## Your instructions
Duplicate the stretch of the records from their very beginning through the line containing "Bar (389, 193, 399, 213)", including both ends.

A run of records:
** START **

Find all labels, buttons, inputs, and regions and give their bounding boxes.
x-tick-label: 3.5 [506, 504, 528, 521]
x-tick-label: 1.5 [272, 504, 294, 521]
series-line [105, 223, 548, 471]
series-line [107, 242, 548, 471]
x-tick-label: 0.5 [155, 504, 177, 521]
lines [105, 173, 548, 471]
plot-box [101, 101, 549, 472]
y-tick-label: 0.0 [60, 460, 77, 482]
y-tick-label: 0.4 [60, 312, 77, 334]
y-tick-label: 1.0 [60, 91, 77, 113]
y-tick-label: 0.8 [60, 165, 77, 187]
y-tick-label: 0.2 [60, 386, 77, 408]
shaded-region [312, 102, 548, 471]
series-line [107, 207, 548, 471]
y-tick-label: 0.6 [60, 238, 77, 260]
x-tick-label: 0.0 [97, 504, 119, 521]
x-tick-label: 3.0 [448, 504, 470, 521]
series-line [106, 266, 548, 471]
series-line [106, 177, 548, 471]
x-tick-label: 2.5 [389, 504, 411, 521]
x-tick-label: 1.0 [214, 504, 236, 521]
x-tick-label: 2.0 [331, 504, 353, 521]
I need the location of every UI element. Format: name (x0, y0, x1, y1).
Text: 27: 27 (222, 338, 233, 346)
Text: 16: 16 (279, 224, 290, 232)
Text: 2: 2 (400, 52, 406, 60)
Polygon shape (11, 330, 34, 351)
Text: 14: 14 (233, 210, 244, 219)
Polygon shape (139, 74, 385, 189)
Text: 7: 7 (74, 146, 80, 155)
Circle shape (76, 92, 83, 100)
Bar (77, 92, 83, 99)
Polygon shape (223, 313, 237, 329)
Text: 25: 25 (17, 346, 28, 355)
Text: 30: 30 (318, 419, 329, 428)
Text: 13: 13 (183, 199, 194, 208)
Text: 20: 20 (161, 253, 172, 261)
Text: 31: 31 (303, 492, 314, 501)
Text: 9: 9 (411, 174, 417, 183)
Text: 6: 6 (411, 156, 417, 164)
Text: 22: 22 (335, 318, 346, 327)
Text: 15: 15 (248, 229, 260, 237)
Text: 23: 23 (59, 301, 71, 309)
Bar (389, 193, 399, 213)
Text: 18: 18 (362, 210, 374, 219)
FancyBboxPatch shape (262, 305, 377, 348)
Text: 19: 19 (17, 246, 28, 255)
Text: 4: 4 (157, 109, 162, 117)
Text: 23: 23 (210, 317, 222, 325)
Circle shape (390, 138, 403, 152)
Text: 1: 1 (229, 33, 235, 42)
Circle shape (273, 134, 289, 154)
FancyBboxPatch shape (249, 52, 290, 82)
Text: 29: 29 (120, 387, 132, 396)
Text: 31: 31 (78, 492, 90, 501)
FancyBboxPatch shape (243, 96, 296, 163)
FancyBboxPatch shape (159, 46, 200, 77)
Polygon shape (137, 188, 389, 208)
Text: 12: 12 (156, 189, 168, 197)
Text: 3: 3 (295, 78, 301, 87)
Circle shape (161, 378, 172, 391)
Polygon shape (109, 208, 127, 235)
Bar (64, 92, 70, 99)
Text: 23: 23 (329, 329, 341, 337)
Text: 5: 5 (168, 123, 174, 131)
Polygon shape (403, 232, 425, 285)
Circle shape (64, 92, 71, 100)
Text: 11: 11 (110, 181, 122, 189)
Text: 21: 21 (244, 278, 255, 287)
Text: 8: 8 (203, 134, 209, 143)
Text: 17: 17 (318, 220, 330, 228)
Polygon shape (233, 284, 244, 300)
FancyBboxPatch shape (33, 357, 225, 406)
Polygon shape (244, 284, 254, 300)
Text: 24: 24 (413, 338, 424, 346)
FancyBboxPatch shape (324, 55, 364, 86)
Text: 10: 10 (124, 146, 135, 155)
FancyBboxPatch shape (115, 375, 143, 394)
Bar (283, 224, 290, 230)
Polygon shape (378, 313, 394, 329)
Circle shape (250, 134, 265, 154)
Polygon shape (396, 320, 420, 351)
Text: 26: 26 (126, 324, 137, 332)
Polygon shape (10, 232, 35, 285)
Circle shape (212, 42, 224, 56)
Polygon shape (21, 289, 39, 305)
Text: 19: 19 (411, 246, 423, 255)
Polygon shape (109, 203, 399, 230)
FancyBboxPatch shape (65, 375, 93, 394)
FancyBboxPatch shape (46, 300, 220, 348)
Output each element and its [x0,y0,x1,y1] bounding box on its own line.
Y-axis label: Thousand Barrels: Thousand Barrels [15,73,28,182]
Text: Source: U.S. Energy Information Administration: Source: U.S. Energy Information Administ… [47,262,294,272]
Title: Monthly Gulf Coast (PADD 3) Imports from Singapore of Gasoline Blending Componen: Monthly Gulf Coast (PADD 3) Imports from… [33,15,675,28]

** END **

## Reply to the exercise
Find all labels, buttons, inputs, and regions and give their bounding boxes.
x-tick-label: 3.5 [506, 504, 528, 521]
x-tick-label: 1.5 [272, 504, 294, 521]
series-line [105, 223, 548, 471]
series-line [107, 242, 548, 471]
x-tick-label: 0.5 [155, 504, 177, 521]
lines [105, 173, 548, 471]
plot-box [101, 101, 549, 472]
y-tick-label: 0.0 [60, 460, 77, 482]
y-tick-label: 0.4 [60, 312, 77, 334]
y-tick-label: 1.0 [60, 91, 77, 113]
y-tick-label: 0.8 [60, 165, 77, 187]
y-tick-label: 0.2 [60, 386, 77, 408]
shaded-region [312, 102, 548, 471]
series-line [107, 207, 548, 471]
y-tick-label: 0.6 [60, 238, 77, 260]
x-tick-label: 0.0 [97, 504, 119, 521]
x-tick-label: 3.0 [448, 504, 470, 521]
series-line [106, 266, 548, 471]
series-line [106, 177, 548, 471]
x-tick-label: 2.5 [389, 504, 411, 521]
x-tick-label: 1.0 [214, 504, 236, 521]
x-tick-label: 2.0 [331, 504, 353, 521]
I need the location of every UI element. Format: name (x0, y0, x1, y1).
Text: 27: 27 (222, 338, 233, 346)
Text: 16: 16 (279, 224, 290, 232)
Text: 2: 2 (400, 52, 406, 60)
Polygon shape (11, 330, 34, 351)
Text: 14: 14 (233, 210, 244, 219)
Polygon shape (139, 74, 385, 189)
Text: 7: 7 (74, 146, 80, 155)
Circle shape (76, 92, 83, 100)
Bar (77, 92, 83, 99)
Polygon shape (223, 313, 237, 329)
Text: 25: 25 (17, 346, 28, 355)
Text: 30: 30 (318, 419, 329, 428)
Text: 13: 13 (183, 199, 194, 208)
Text: 20: 20 (161, 253, 172, 261)
Text: 31: 31 (303, 492, 314, 501)
Text: 9: 9 (411, 174, 417, 183)
Text: 6: 6 (411, 156, 417, 164)
Text: 22: 22 (335, 318, 346, 327)
Text: 15: 15 (248, 229, 260, 237)
Text: 23: 23 (59, 301, 71, 309)
Bar (389, 193, 399, 213)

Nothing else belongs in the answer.